• _Exercise brief_
Hunt through the entries for the word "frame" and copy each line in which it appears.

Input Start Marker

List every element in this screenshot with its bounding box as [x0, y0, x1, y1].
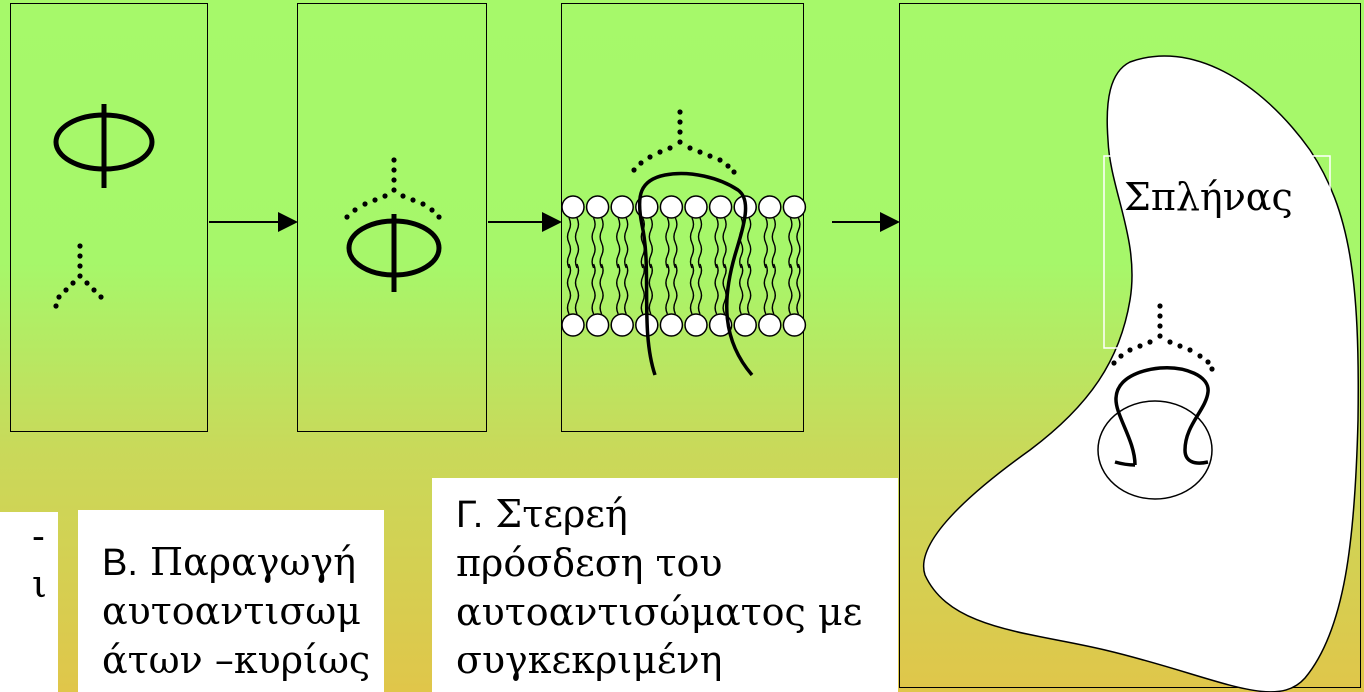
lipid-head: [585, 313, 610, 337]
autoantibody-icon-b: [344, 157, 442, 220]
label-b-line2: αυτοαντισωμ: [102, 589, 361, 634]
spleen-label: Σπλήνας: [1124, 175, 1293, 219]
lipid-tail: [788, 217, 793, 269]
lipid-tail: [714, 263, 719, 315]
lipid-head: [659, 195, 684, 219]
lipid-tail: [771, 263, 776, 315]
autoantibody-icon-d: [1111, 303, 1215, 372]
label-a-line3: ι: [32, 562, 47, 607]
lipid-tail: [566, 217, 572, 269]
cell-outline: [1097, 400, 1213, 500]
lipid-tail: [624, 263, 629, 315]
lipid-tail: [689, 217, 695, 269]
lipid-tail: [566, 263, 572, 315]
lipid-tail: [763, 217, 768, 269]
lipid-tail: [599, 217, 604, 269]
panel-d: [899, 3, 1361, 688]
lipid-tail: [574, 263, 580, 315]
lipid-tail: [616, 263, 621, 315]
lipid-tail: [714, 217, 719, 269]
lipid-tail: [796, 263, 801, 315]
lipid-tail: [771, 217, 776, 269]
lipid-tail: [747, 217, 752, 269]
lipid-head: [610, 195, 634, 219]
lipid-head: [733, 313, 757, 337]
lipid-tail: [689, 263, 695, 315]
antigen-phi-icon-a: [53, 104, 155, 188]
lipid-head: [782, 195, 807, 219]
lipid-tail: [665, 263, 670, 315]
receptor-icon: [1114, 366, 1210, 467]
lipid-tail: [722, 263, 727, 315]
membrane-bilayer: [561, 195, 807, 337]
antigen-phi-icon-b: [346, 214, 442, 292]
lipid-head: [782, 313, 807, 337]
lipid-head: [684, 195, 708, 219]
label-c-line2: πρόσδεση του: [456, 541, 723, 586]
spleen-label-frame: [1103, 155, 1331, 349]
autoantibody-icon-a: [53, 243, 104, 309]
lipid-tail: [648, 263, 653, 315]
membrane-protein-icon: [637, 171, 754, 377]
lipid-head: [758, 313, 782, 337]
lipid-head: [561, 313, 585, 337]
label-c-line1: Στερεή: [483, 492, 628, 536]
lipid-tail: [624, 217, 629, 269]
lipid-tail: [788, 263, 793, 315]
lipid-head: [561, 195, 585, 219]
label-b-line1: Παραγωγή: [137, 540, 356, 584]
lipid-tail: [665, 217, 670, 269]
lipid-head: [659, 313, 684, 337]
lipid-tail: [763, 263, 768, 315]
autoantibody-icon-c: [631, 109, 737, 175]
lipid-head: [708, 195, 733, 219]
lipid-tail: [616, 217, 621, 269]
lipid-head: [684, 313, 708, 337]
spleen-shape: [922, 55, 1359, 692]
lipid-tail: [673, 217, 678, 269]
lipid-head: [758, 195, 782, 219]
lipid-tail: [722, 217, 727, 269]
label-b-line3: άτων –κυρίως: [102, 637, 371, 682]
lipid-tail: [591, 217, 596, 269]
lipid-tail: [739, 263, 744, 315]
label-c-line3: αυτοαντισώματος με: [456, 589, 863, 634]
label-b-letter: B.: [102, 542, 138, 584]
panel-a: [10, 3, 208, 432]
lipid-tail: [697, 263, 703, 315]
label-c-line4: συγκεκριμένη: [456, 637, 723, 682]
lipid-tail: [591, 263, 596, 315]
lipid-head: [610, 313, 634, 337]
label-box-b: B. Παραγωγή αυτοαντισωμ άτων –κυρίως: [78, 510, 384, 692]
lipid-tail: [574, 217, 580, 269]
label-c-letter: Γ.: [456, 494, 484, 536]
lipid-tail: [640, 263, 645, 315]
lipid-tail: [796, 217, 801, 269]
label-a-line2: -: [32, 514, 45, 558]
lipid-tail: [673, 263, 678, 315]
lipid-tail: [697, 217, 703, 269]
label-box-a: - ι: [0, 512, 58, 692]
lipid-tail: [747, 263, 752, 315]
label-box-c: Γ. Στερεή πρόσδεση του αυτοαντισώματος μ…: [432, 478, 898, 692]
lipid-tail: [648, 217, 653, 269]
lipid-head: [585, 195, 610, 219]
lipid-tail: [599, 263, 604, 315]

Input End Marker
Input Start Marker

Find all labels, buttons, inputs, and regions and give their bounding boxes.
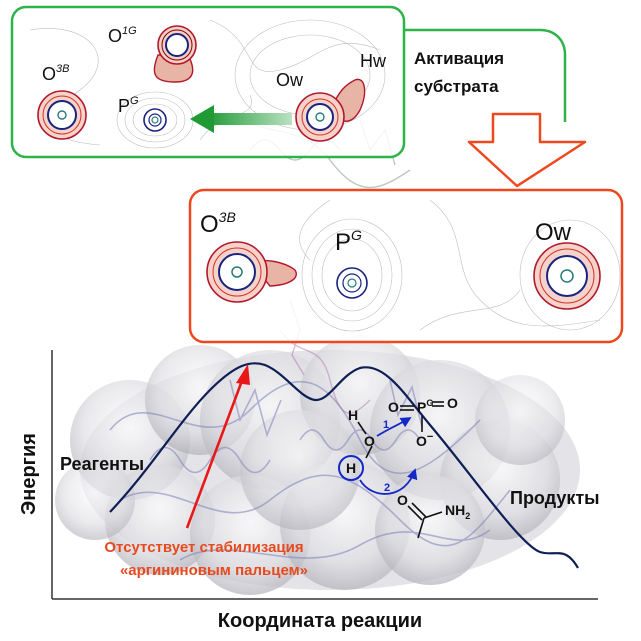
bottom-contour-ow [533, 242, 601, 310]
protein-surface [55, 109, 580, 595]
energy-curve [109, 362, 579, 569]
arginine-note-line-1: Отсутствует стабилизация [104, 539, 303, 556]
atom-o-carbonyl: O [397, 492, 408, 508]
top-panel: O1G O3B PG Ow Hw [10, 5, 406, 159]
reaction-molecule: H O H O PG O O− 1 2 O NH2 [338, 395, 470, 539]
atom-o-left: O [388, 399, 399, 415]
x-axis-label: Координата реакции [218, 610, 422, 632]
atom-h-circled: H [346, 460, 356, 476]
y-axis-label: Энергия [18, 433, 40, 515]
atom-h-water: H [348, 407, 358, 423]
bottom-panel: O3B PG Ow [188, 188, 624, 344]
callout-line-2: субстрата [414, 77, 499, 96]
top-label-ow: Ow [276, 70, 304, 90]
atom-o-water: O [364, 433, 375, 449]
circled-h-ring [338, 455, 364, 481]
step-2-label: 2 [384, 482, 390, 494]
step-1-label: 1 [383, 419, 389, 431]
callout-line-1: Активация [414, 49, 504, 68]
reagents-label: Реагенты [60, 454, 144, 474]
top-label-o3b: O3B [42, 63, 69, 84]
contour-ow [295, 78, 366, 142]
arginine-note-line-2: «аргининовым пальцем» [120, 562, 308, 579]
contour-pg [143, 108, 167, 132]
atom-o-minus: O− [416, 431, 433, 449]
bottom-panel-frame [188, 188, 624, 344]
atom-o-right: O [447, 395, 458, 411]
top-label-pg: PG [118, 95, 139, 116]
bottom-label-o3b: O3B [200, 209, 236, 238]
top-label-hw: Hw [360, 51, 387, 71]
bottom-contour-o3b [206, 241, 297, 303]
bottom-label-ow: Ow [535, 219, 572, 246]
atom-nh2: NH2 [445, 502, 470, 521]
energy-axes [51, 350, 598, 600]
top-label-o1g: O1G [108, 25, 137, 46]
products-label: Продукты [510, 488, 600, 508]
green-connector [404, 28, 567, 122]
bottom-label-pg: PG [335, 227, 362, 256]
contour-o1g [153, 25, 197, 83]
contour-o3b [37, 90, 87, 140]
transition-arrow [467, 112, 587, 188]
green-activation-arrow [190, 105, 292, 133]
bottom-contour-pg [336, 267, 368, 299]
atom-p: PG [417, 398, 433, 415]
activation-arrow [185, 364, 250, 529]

Input End Marker

• _Answer below_
spleen-label-frame: [1103, 155, 1331, 349]
bottom-panel-frame [188, 188, 624, 344]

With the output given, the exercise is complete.